Data section
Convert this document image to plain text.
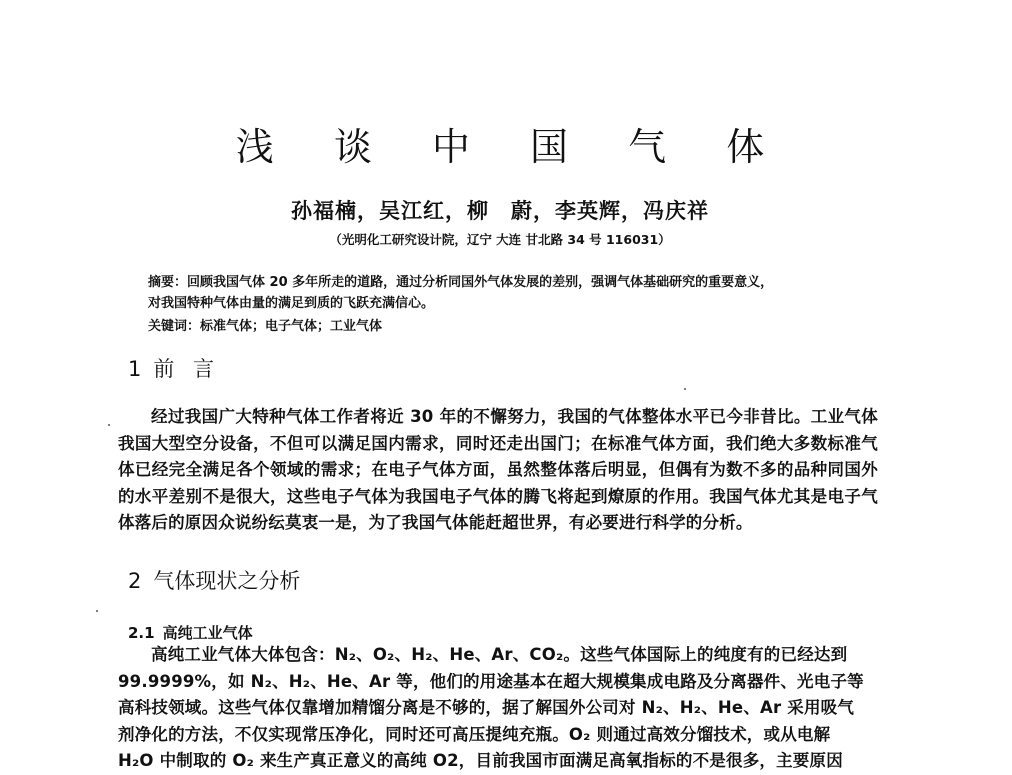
浅 谈 中 国 气 体
孙福楠，吴江红，柳　蔚，李英辉，冯庆祥
（光明化工研究设计院，辽宁 大连 甘北路 34 号 116031）

摘要：回顾我国气体 20 多年所走的道路，通过分析同国外气体发展的差别，强调气体基础研究的重要意义，

对我国特种气体由量的满足到质的飞跃充满信心。

关键词：标准气体；电子气体；工业气体
1 前 言

经过我国广大特种气体工作者将近 30 年的不懈努力，我国的气体整体水平已今非昔比。工业气体我国大型空分设备，不但可以满足国内需求，同时还走出国门；在标准气体方面，我们绝大多数标准气体已经完全满足各个领域的需求；在电子气体方面，虽然整体落后明显，但偶有为数不多的品种同国外的水平差别不是很大，这些电子气体为我国电子气体的腾飞将起到燎原的作用。我国气体尤其是电子气体落后的原因众说纷纭莫衷一是，为了我国气体能赶超世界，有必要进行科学的分析。

2 气体现状之分析
2.1 高纯工业气体
高纯工业气体大体包含：N₂、O₂、H₂、He、Ar、CO₂。这些气体国际上的纯度有的已经达到
99.9999%，如 N₂、H₂、He、Ar 等，他们的用途基本在超大规模集成电路及分离器件、光电子等
高科技领域。这些气体仅靠增加精馏分离是不够的，据了解国外公司对 N₂、H₂、He、Ar 采用吸气
剂净化的方法，不仅实现常压净化，同时还可高压提纯充瓶。O₂ 则通过高效分馏技术，或从电解
H₂O 中制取的 O₂ 来生产真正意义的高纯 O2，目前我国市面满足高氧指标的不是很多，主要原因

Exercise
Produce an exact copy of each line of data, skipping embedded images.

Solved problem
Convert this document image to plain text.
浅 谈 中 国 气 体
孙福楠，吴江红，柳　蔚，李英辉，冯庆祥
（光明化工研究设计院，辽宁 大连 甘北路 34 号 116031）

摘要：回顾我国气体 20 多年所走的道路，通过分析同国外气体发展的差别，强调气体基础研究的重要意义，

对我国特种气体由量的满足到质的飞跃充满信心。

关键词：标准气体；电子气体；工业气体
1 前 言

经过我国广大特种气体工作者将近 30 年的不懈努力，我国的气体整体水平已今非昔比。工业气体我国大型空分设备，不但可以满足国内需求，同时还走出国门；在标准气体方面，我们绝大多数标准气体已经完全满足各个领域的需求；在电子气体方面，虽然整体落后明显，但偶有为数不多的品种同国外的水平差别不是很大，这些电子气体为我国电子气体的腾飞将起到燎原的作用。我国气体尤其是电子气体落后的原因众说纷纭莫衷一是，为了我国气体能赶超世界，有必要进行科学的分析。

2 气体现状之分析
2.1 高纯工业气体
高纯工业气体大体包含：N₂、O₂、H₂、He、Ar、CO₂。这些气体国际上的纯度有的已经达到
99.9999%，如 N₂、H₂、He、Ar 等，他们的用途基本在超大规模集成电路及分离器件、光电子等
高科技领域。这些气体仅靠增加精馏分离是不够的，据了解国外公司对 N₂、H₂、He、Ar 采用吸气
剂净化的方法，不仅实现常压净化，同时还可高压提纯充瓶。O₂ 则通过高效分馏技术，或从电解
H₂O 中制取的 O₂ 来生产真正意义的高纯 O2，目前我国市面满足高氧指标的不是很多，主要原因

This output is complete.